Dataset items:
○ ○ ○ ○ ○ ○ ○

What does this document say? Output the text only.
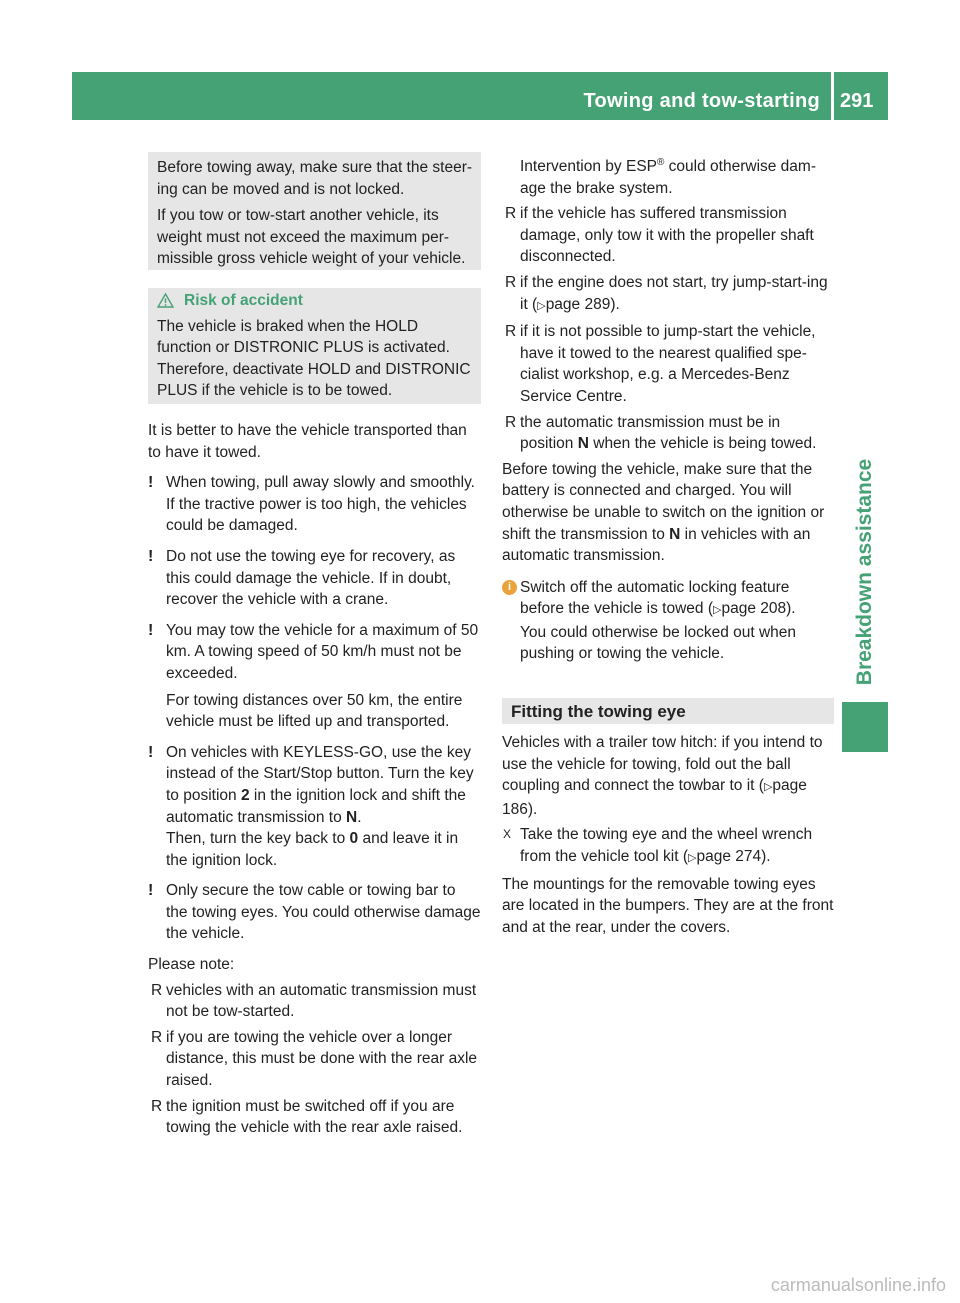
Towing and tow-starting 291
Breakdown assistance

Before towing away, make sure that the steer-ing can be moved and is not locked.

If you tow or tow-start another vehicle, its weight must not exceed the maximum per-missible gross vehicle weight of your vehicle.

Risk of accident

The vehicle is braked when the HOLD function or DISTRONIC PLUS is activated. Therefore, deactivate HOLD and DISTRONIC PLUS if the vehicle is to be towed.

It is better to have the vehicle transported than to have it towed.

! When towing, pull away slowly and smoothly. If the tractive power is too high, the vehicles could be damaged.

! Do not use the towing eye for recovery, as this could damage the vehicle. If in doubt, recover the vehicle with a crane.

! You may tow the vehicle for a maximum of 50 km. A towing speed of 50 km/h must not be exceeded.

For towing distances over 50 km, the entire vehicle must be lifted up and transported.

! On vehicles with KEYLESS-GO, use the key instead of the Start/Stop button. Turn the key to position 2 in the ignition lock and shift the automatic transmission to N.

Then, turn the key back to 0 and leave it in the ignition lock.

! Only secure the tow cable or towing bar to the towing eyes. You could otherwise damage the vehicle.

Please note:

R vehicles with an automatic transmission must not be tow-started.

R if you are towing the vehicle over a longer distance, this must be done with the rear axle raised.

R the ignition must be switched off if you are towing the vehicle with the rear axle raised.

Intervention by ESP® could otherwise dam-age the brake system.

R if the vehicle has suffered transmission damage, only tow it with the propeller shaft disconnected.

R if the engine does not start, try jump-start-ing it (▷page 289).

R if it is not possible to jump-start the vehicle, have it towed to the nearest qualified spe-cialist workshop, e.g. a Mercedes-Benz Service Centre.

R the automatic transmission must be in position N when the vehicle is being towed.

Before towing the vehicle, make sure that the battery is connected and charged. You will otherwise be unable to switch on the ignition or shift the transmission to N in vehicles with an automatic transmission.

i Switch off the automatic locking feature before the vehicle is towed (▷page 208).

You could otherwise be locked out when pushing or towing the vehicle.

Fitting the towing eye

Vehicles with a trailer tow hitch: if you intend to use the vehicle for towing, fold out the ball coupling and connect the towbar to it (▷page 186).

X Take the towing eye and the wheel wrench from the vehicle tool kit (▷page 274).

The mountings for the removable towing eyes are located in the bumpers. They are at the front and at the rear, under the covers.

carmanualsonline.info
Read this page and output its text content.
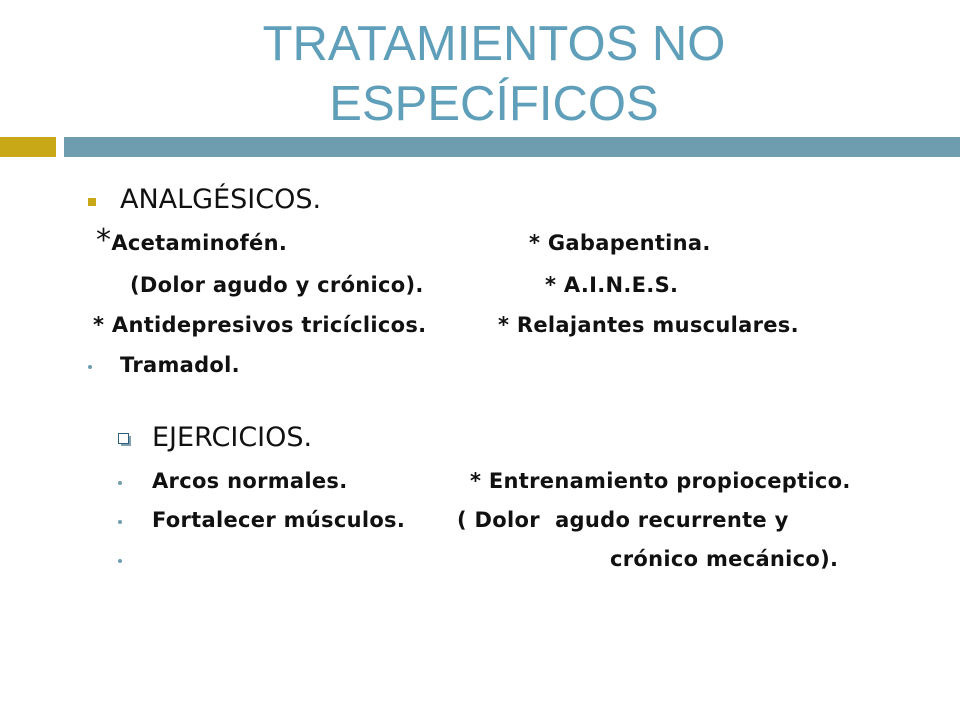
TRATAMIENTOS NO
ESPECÍFICOS
ANALGÉSICOS.
*Acetaminofén.	* Gabapentina.
(Dolor agudo y crónico).	* A.I.N.E.S.
* Antidepresivos tricíclicos.	* Relajantes musculares.
Tramadol.
EJERCICIOS.
Arcos normales.	* Entrenamiento propioceptico.
Fortalecer músculos. ( Dolor  agudo recurrente y
crónico mecánico).
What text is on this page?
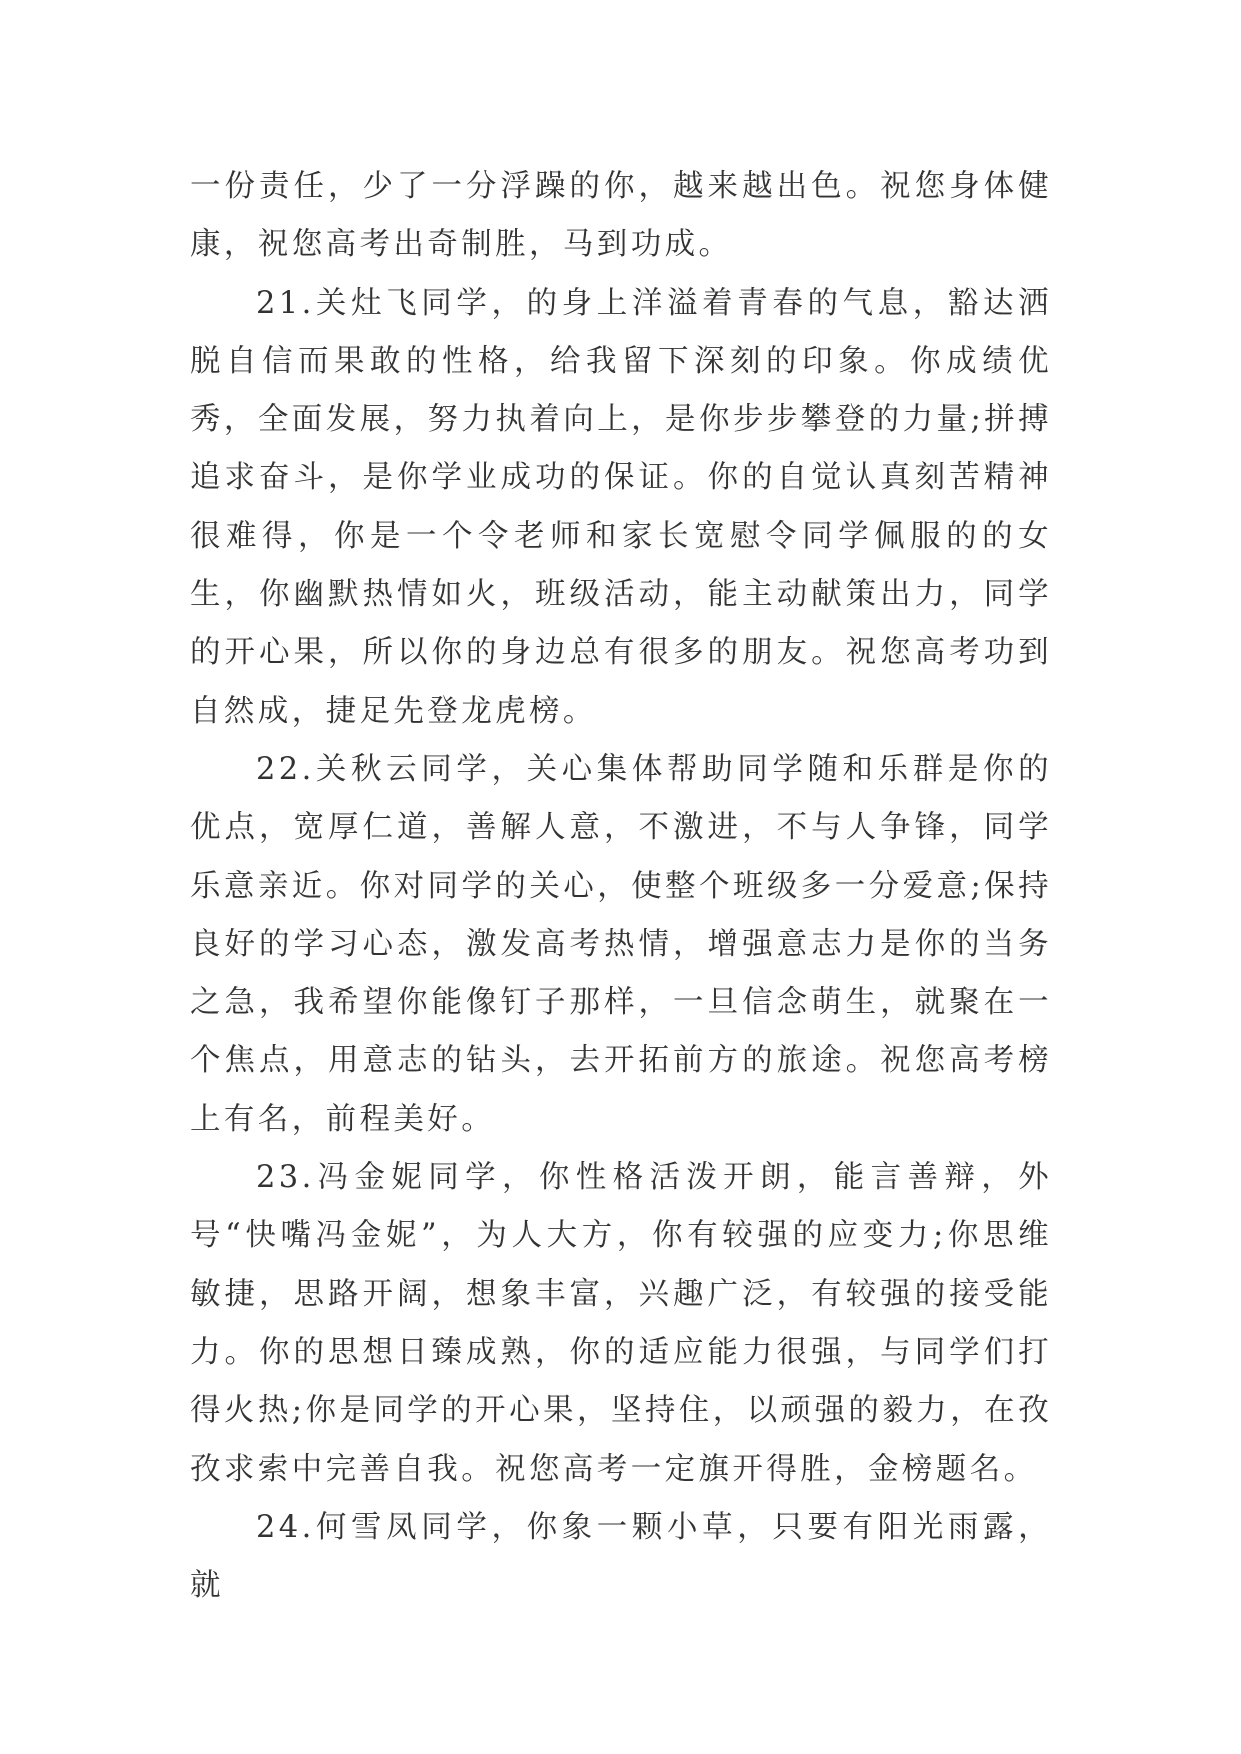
一份责任，少了一分浮躁的你，越来越出色。祝您身体健康，祝您高考出奇制胜，马到功成。

21.关灶飞同学，的身上洋溢着青春的气息，豁达洒脱自信而果敢的性格，给我留下深刻的印象。你成绩优秀，全面发展，努力执着向上，是你步步攀登的力量;拼搏追求奋斗，是你学业成功的保证。你的自觉认真刻苦精神很难得，你是一个令老师和家长宽慰令同学佩服的的女生，你幽默热情如火，班级活动，能主动献策出力，同学的开心果，所以你的身边总有很多的朋友。祝您高考功到自然成，捷足先登龙虎榜。

22.关秋云同学，关心集体帮助同学随和乐群是你的优点，宽厚仁道，善解人意，不激进，不与人争锋，同学乐意亲近。你对同学的关心，使整个班级多一分爱意;保持良好的学习心态，激发高考热情，增强意志力是你的当务之急，我希望你能像钉子那样，一旦信念萌生，就聚在一个焦点，用意志的钻头，去开拓前方的旅途。祝您高考榜上有名，前程美好。

23.冯金妮同学，你性格活泼开朗，能言善辩，外号“快嘴冯金妮”，为人大方，你有较强的应变力;你思维敏捷，思路开阔，想象丰富，兴趣广泛，有较强的接受能力。你的思想日臻成熟，你的适应能力很强，与同学们打得火热;你是同学的开心果，坚持住，以顽强的毅力，在孜孜求索中完善自我。祝您高考一定旗开得胜，金榜题名。

24.何雪凤同学，你象一颗小草，只要有阳光雨露，就
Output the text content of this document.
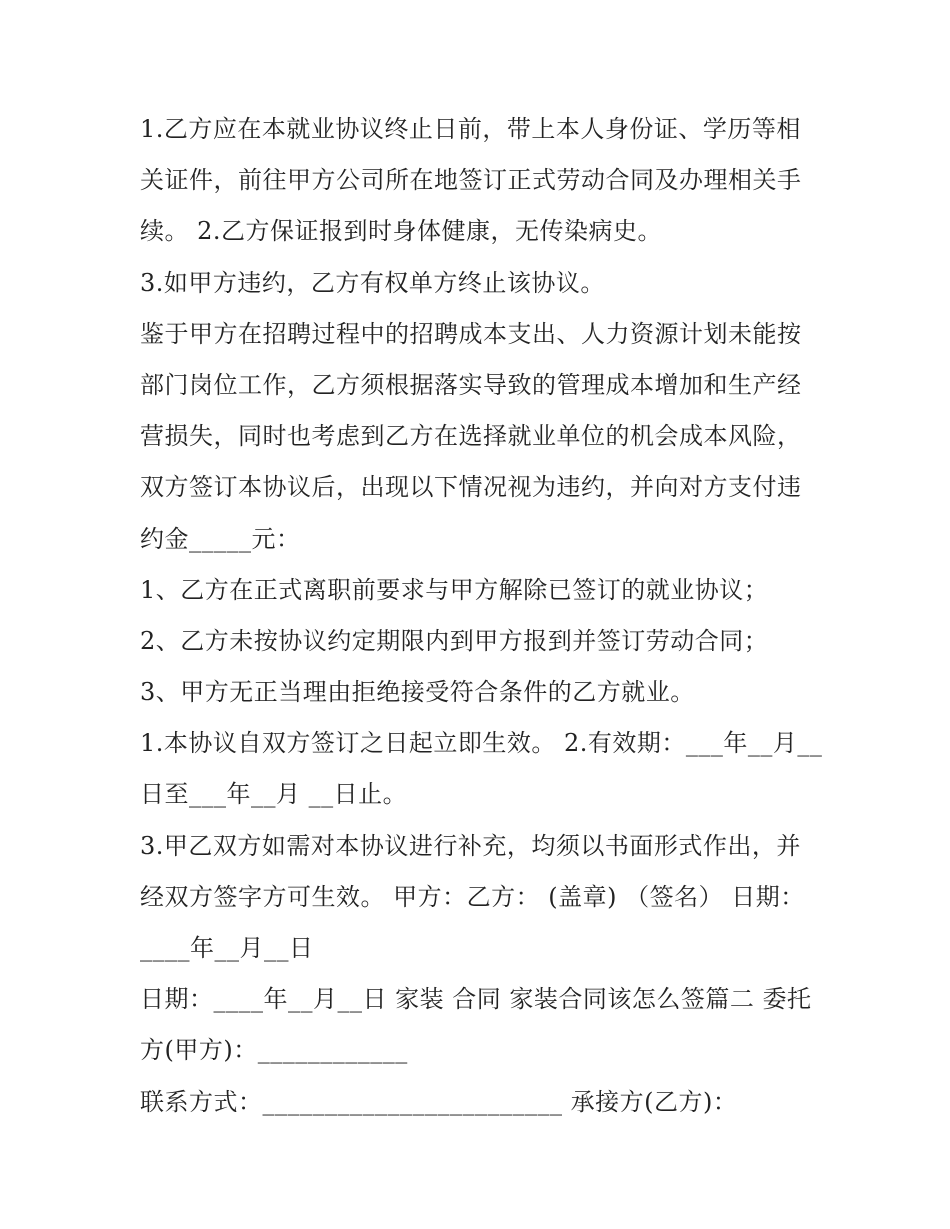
1.乙方应在本就业协议终止日前，带上本人身份证、学历等相
关证件，前往甲方公司所在地签订正式劳动合同及办理相关手
续。 2.乙方保证报到时身体健康，无传染病史。
3.如甲方违约，乙方有权单方终止该协议。
鉴于甲方在招聘过程中的招聘成本支出、人力资源计划未能按
部门岗位工作，乙方须根据落实导致的管理成本增加和生产经
营损失，同时也考虑到乙方在选择就业单位的机会成本风险，
双方签订本协议后，出现以下情况视为违约，并向对方支付违
约金_____元：
1、乙方在正式离职前要求与甲方解除已签订的就业协议；
2、乙方未按协议约定期限内到甲方报到并签订劳动合同；
3、甲方无正当理由拒绝接受符合条件的乙方就业。
1.本协议自双方签订之日起立即生效。 2.有效期：___年__月__
日至___年__月 __日止。
3.甲乙双方如需对本协议进行补充，均须以书面形式作出，并
经双方签字方可生效。 甲方：乙方： (盖章) （签名） 日期：
____年__月__日
日期：____年__月__日 家装 合同 家装合同该怎么签篇二 委托
方(甲方)：____________
联系方式：________________________ 承接方(乙方)：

○ ○ ○ ○ ○ ○ ○

Using the material above, set down every line exactly, but skip the pictures.

What does this document say? Output the text only.
Towing and tow-starting 291
Breakdown assistance

Before towing away, make sure that the steer-ing can be moved and is not locked.

If you tow or tow-start another vehicle, its weight must not exceed the maximum per-missible gross vehicle weight of your vehicle.

Risk of accident

The vehicle is braked when the HOLD function or DISTRONIC PLUS is activated. Therefore, deactivate HOLD and DISTRONIC PLUS if the vehicle is to be towed.

It is better to have the vehicle transported than to have it towed.

! When towing, pull away slowly and smoothly. If the tractive power is too high, the vehicles could be damaged.

! Do not use the towing eye for recovery, as this could damage the vehicle. If in doubt, recover the vehicle with a crane.

! You may tow the vehicle for a maximum of 50 km. A towing speed of 50 km/h must not be exceeded.

For towing distances over 50 km, the entire vehicle must be lifted up and transported.

! On vehicles with KEYLESS-GO, use the key instead of the Start/Stop button. Turn the key to position 2 in the ignition lock and shift the automatic transmission to N.

Then, turn the key back to 0 and leave it in the ignition lock.

! Only secure the tow cable or towing bar to the towing eyes. You could otherwise damage the vehicle.

Please note:

R vehicles with an automatic transmission must not be tow-started.

R if you are towing the vehicle over a longer distance, this must be done with the rear axle raised.

R the ignition must be switched off if you are towing the vehicle with the rear axle raised.

Intervention by ESP® could otherwise dam-age the brake system.

R if the vehicle has suffered transmission damage, only tow it with the propeller shaft disconnected.

R if the engine does not start, try jump-start-ing it (▷page 289).

R if it is not possible to jump-start the vehicle, have it towed to the nearest qualified spe-cialist workshop, e.g. a Mercedes-Benz Service Centre.

R the automatic transmission must be in position N when the vehicle is being towed.

Before towing the vehicle, make sure that the battery is connected and charged. You will otherwise be unable to switch on the ignition or shift the transmission to N in vehicles with an automatic transmission.

i Switch off the automatic locking feature before the vehicle is towed (▷page 208).

You could otherwise be locked out when pushing or towing the vehicle.

Fitting the towing eye

Vehicles with a trailer tow hitch: if you intend to use the vehicle for towing, fold out the ball coupling and connect the towbar to it (▷page 186).

X Take the towing eye and the wheel wrench from the vehicle tool kit (▷page 274).

The mountings for the removable towing eyes are located in the bumpers. They are at the front and at the rear, under the covers.

carmanualsonline.info
Read this page and output its text content.
TRATAMIENTOS NO
ESPECÍFICOS
ANALGÉSICOS.
*Acetaminofén.	* Gabapentina.
(Dolor agudo y crónico).	* A.I.N.E.S.
* Antidepresivos tricíclicos.	* Relajantes musculares.
Tramadol.
EJERCICIOS.
Arcos normales.	* Entrenamiento propioceptico.
Fortalecer músculos. ( Dolor  agudo recurrente y
crónico mecánico).
What text is on this page?
一份责任，少了一分浮躁的你，越来越出色。祝您身体健康，祝您高考出奇制胜，马到功成。

21.关灶飞同学，的身上洋溢着青春的气息，豁达洒脱自信而果敢的性格，给我留下深刻的印象。你成绩优秀，全面发展，努力执着向上，是你步步攀登的力量;拼搏追求奋斗，是你学业成功的保证。你的自觉认真刻苦精神很难得，你是一个令老师和家长宽慰令同学佩服的的女生，你幽默热情如火，班级活动，能主动献策出力，同学的开心果，所以你的身边总有很多的朋友。祝您高考功到自然成，捷足先登龙虎榜。

22.关秋云同学，关心集体帮助同学随和乐群是你的优点，宽厚仁道，善解人意，不激进，不与人争锋，同学乐意亲近。你对同学的关心，使整个班级多一分爱意;保持良好的学习心态，激发高考热情，增强意志力是你的当务之急，我希望你能像钉子那样，一旦信念萌生，就聚在一个焦点，用意志的钻头，去开拓前方的旅途。祝您高考榜上有名，前程美好。

23.冯金妮同学，你性格活泼开朗，能言善辩，外号“快嘴冯金妮”，为人大方，你有较强的应变力;你思维敏捷，思路开阔，想象丰富，兴趣广泛，有较强的接受能力。你的思想日臻成熟，你的适应能力很强，与同学们打得火热;你是同学的开心果，坚持住，以顽强的毅力，在孜孜求索中完善自我。祝您高考一定旗开得胜，金榜题名。

24.何雪凤同学，你象一颗小草，只要有阳光雨露，就
Output the text content of this document.
1.乙方应在本就业协议终止日前，带上本人身份证、学历等相
关证件，前往甲方公司所在地签订正式劳动合同及办理相关手
续。 2.乙方保证报到时身体健康，无传染病史。
3.如甲方违约，乙方有权单方终止该协议。
鉴于甲方在招聘过程中的招聘成本支出、人力资源计划未能按
部门岗位工作，乙方须根据落实导致的管理成本增加和生产经
营损失，同时也考虑到乙方在选择就业单位的机会成本风险，
双方签订本协议后，出现以下情况视为违约，并向对方支付违
约金_____元：
1、乙方在正式离职前要求与甲方解除已签订的就业协议；
2、乙方未按协议约定期限内到甲方报到并签订劳动合同；
3、甲方无正当理由拒绝接受符合条件的乙方就业。
1.本协议自双方签订之日起立即生效。 2.有效期：___年__月__
日至___年__月 __日止。
3.甲乙双方如需对本协议进行补充，均须以书面形式作出，并
经双方签字方可生效。 甲方：乙方： (盖章) （签名） 日期：
____年__月__日
日期：____年__月__日 家装 合同 家装合同该怎么签篇二 委托
方(甲方)：____________
联系方式：________________________ 承接方(乙方)：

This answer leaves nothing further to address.